**EXERCISE**: From the data below, copy each line that includes the word "tick".

**MATERIAL SHOWN**:
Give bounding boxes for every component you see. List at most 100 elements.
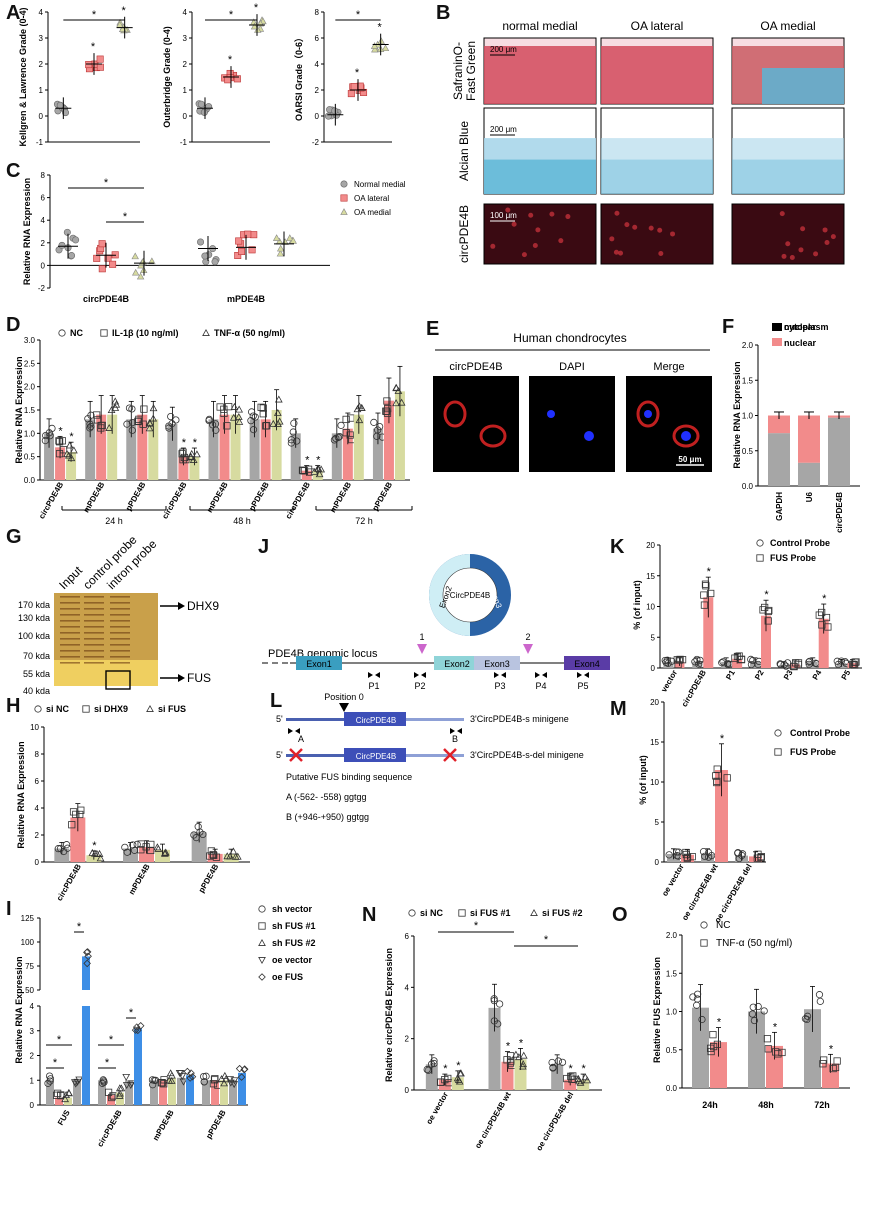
panel-o-bar xyxy=(822,1063,839,1088)
panel-i-point xyxy=(108,1093,116,1102)
panel-n-legend-label: si NC xyxy=(420,908,444,918)
point-marker xyxy=(820,1056,828,1064)
panel-a-point xyxy=(331,107,339,115)
panel-i-bar xyxy=(107,1095,115,1105)
point-marker xyxy=(749,1003,757,1011)
cell-signal xyxy=(798,247,804,253)
panel-o-y-tick-label: 1.5 xyxy=(666,969,678,978)
panel-k-point xyxy=(701,580,710,588)
point-marker xyxy=(133,840,141,848)
point-marker xyxy=(824,623,832,631)
panel-d-point xyxy=(249,426,258,434)
point-marker xyxy=(220,1079,228,1087)
point-marker xyxy=(437,1078,445,1086)
panel-e-scalebar-label: 50 μm xyxy=(678,455,701,464)
point-marker xyxy=(287,439,295,447)
point-marker xyxy=(803,1012,812,1020)
panel-h-point xyxy=(190,831,198,839)
panel-k-point xyxy=(674,660,682,669)
cell-signal xyxy=(800,226,806,232)
panel-d-legend-label: IL-1β (10 ng/ml) xyxy=(112,328,179,338)
point-marker xyxy=(357,404,366,412)
panel-a-point xyxy=(324,112,332,120)
panel-k-point xyxy=(733,652,742,661)
panel-n-legend-marker xyxy=(408,909,416,917)
panel-d-point xyxy=(397,398,406,406)
panel-n-point xyxy=(558,1058,567,1066)
gel-band xyxy=(60,662,80,664)
point-marker xyxy=(183,1067,192,1076)
point-marker xyxy=(258,922,266,930)
panel-d-y-tick-label: 3.0 xyxy=(24,336,36,345)
point-marker xyxy=(782,662,790,670)
micrograph-bg xyxy=(529,376,615,472)
panel-j-locus-label: PDE4B genomic locus xyxy=(268,648,378,660)
panel-i-y-tick-label: 1 xyxy=(30,1076,35,1085)
panel-o-point xyxy=(801,1015,810,1023)
panel-h-point xyxy=(231,852,240,860)
panel-d-point xyxy=(314,464,323,472)
panel-i-point xyxy=(122,1082,131,1090)
panel-l-deletion-x xyxy=(289,748,303,762)
panel-j-exon-label: Exon1 xyxy=(306,659,332,669)
panel-c-y-tick-label: 8 xyxy=(41,171,46,180)
panel-o-point xyxy=(748,1010,757,1018)
panel-i-legend-label: sh vector xyxy=(272,904,313,914)
panel-a-0-y-tick-label: 2 xyxy=(39,60,44,69)
panel-c-point xyxy=(136,272,145,280)
point-marker xyxy=(507,1057,515,1065)
panel-n-point xyxy=(519,1051,528,1059)
point-marker xyxy=(121,843,129,851)
point-marker xyxy=(226,852,234,860)
panel-d-bar xyxy=(55,447,66,480)
panel-d-star: * xyxy=(182,437,187,449)
panel-k-point xyxy=(818,608,826,617)
gel-band xyxy=(84,650,104,652)
panel-m-point xyxy=(675,848,683,856)
panel-j-exon xyxy=(296,656,342,670)
panel-j-circle-label: CircPDE4B xyxy=(450,591,490,600)
panel-c-legend-marker xyxy=(340,208,348,215)
gel-band xyxy=(60,650,80,652)
point-marker xyxy=(158,1079,166,1087)
panel-e-image-2 xyxy=(626,376,712,472)
panel-i-point xyxy=(98,1079,106,1087)
panel-o-point xyxy=(764,1045,772,1053)
point-marker xyxy=(64,451,73,459)
cell-signal xyxy=(549,211,555,217)
panel-i-legend-marker xyxy=(258,957,266,965)
panel-c-point xyxy=(238,247,246,255)
panel-l-5prime: 5' xyxy=(276,750,283,760)
panel-d-category: circPDE4B xyxy=(284,480,312,520)
panel-d-point xyxy=(63,450,71,457)
panel-i-legend-label: oe vector xyxy=(272,955,313,965)
panel-a-point xyxy=(96,55,104,63)
point-marker xyxy=(724,659,732,668)
panel-h-point xyxy=(123,848,131,856)
panel-n-point xyxy=(427,1060,436,1068)
point-marker xyxy=(691,658,699,666)
panel-i-point xyxy=(45,1072,54,1080)
point-marker xyxy=(355,416,364,424)
safranin-stain xyxy=(484,46,596,104)
panel-n-point xyxy=(496,1000,504,1008)
point-marker xyxy=(713,1040,722,1048)
point-marker xyxy=(699,848,708,856)
point-marker xyxy=(137,840,145,848)
point-marker xyxy=(777,660,785,669)
panel-h-star: * xyxy=(92,840,97,852)
point-marker xyxy=(229,413,238,421)
point-marker xyxy=(700,601,709,609)
point-marker xyxy=(148,1076,157,1084)
panel-m-ylabel: % (of input) xyxy=(638,755,648,804)
panel-o-point xyxy=(713,1040,722,1048)
cell-signal xyxy=(614,210,620,216)
point-marker xyxy=(698,1015,706,1024)
point-marker xyxy=(382,407,390,415)
point-marker xyxy=(223,422,231,430)
panel-f-category: circPDE4B xyxy=(835,492,844,533)
panel-l-binding-title: Putative FUS binding sequence xyxy=(286,772,412,782)
panel-d-point xyxy=(370,418,378,426)
panel-a-point xyxy=(347,90,355,98)
point-marker xyxy=(160,1080,168,1088)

**TASK RESULT**:
panel-o-y-tick-label: 1.5 xyxy=(666,969,678,978)
panel-d-y-tick-label: 3.0 xyxy=(24,336,36,345)
panel-i-y-tick-label: 1 xyxy=(30,1076,35,1085)
panel-c-y-tick-label: 8 xyxy=(41,171,46,180)
panel-a-0-y-tick-label: 2 xyxy=(39,60,44,69)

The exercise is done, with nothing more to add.